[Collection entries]
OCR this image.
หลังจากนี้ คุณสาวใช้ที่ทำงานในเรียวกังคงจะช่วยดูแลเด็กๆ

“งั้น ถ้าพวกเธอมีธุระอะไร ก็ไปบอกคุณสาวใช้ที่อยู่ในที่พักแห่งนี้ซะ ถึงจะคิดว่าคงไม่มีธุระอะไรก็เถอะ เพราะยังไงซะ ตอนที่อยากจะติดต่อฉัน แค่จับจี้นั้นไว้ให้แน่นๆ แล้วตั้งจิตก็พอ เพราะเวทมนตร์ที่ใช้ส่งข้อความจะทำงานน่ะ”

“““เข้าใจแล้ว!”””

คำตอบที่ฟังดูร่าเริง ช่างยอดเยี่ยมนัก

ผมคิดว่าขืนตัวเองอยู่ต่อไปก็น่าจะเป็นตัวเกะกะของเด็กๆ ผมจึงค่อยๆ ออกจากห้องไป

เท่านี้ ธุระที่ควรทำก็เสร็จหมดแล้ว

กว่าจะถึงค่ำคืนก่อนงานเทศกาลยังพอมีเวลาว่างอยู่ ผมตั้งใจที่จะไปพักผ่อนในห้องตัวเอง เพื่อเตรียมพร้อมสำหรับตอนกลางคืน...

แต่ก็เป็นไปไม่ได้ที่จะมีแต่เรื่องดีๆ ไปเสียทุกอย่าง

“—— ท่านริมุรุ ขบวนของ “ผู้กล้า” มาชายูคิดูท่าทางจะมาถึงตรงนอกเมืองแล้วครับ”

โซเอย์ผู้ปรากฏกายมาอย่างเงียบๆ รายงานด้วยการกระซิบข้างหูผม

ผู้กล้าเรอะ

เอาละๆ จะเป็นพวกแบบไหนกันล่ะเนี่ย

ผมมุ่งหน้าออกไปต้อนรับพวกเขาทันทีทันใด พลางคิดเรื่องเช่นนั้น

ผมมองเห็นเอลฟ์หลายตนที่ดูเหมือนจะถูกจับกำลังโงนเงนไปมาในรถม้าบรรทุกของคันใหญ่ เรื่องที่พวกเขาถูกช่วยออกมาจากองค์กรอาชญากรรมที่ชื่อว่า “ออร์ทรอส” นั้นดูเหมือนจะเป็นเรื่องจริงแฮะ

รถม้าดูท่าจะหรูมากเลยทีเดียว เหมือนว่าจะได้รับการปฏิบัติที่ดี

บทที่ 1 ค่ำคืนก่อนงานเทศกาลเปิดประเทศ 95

> [EXERCISE PROMPT]
Give an exact repetition of all the material.

> [WRITTEN SOLUTION]
OCR this image.
หลังจากนี้ คุณสาวใช้ที่ทำงานในเรียวกังคงจะช่วยดูแลเด็กๆ

“งั้น ถ้าพวกเธอมีธุระอะไร ก็ไปบอกคุณสาวใช้ที่อยู่ในที่พักแห่งนี้ซะ ถึงจะคิดว่าคงไม่มีธุระอะไรก็เถอะ เพราะยังไงซะ ตอนที่อยากจะติดต่อฉัน แค่จับจี้นั้นไว้ให้แน่นๆ แล้วตั้งจิตก็พอ เพราะเวทมนตร์ที่ใช้ส่งข้อความจะทำงานน่ะ”

“““เข้าใจแล้ว!”””

คำตอบที่ฟังดูร่าเริง ช่างยอดเยี่ยมนัก

ผมคิดว่าขืนตัวเองอยู่ต่อไปก็น่าจะเป็นตัวเกะกะของเด็กๆ ผมจึงค่อยๆ ออกจากห้องไป

เท่านี้ ธุระที่ควรทำก็เสร็จหมดแล้ว

กว่าจะถึงค่ำคืนก่อนงานเทศกาลยังพอมีเวลาว่างอยู่ ผมตั้งใจที่จะไปพักผ่อนในห้องตัวเอง เพื่อเตรียมพร้อมสำหรับตอนกลางคืน...

แต่ก็เป็นไปไม่ได้ที่จะมีแต่เรื่องดีๆ ไปเสียทุกอย่าง

“—— ท่านริมุรุ ขบวนของ “ผู้กล้า” มาชายูคิดูท่าทางจะมาถึงตรงนอกเมืองแล้วครับ”

โซเอย์ผู้ปรากฏกายมาอย่างเงียบๆ รายงานด้วยการกระซิบข้างหูผม

ผู้กล้าเรอะ

เอาละๆ จะเป็นพวกแบบไหนกันล่ะเนี่ย

ผมมุ่งหน้าออกไปต้อนรับพวกเขาทันทีทันใด พลางคิดเรื่องเช่นนั้น

ผมมองเห็นเอลฟ์หลายตนที่ดูเหมือนจะถูกจับกำลังโงนเงนไปมาในรถม้าบรรทุกของคันใหญ่ เรื่องที่พวกเขาถูกช่วยออกมาจากองค์กรอาชญากรรมที่ชื่อว่า “ออร์ทรอส” นั้นดูเหมือนจะเป็นเรื่องจริงแฮะ

รถม้าดูท่าจะหรูมากเลยทีเดียว เหมือนว่าจะได้รับการปฏิบัติที่ดี

บทที่ 1 ค่ำคืนก่อนงานเทศกาลเปิดประเทศ 95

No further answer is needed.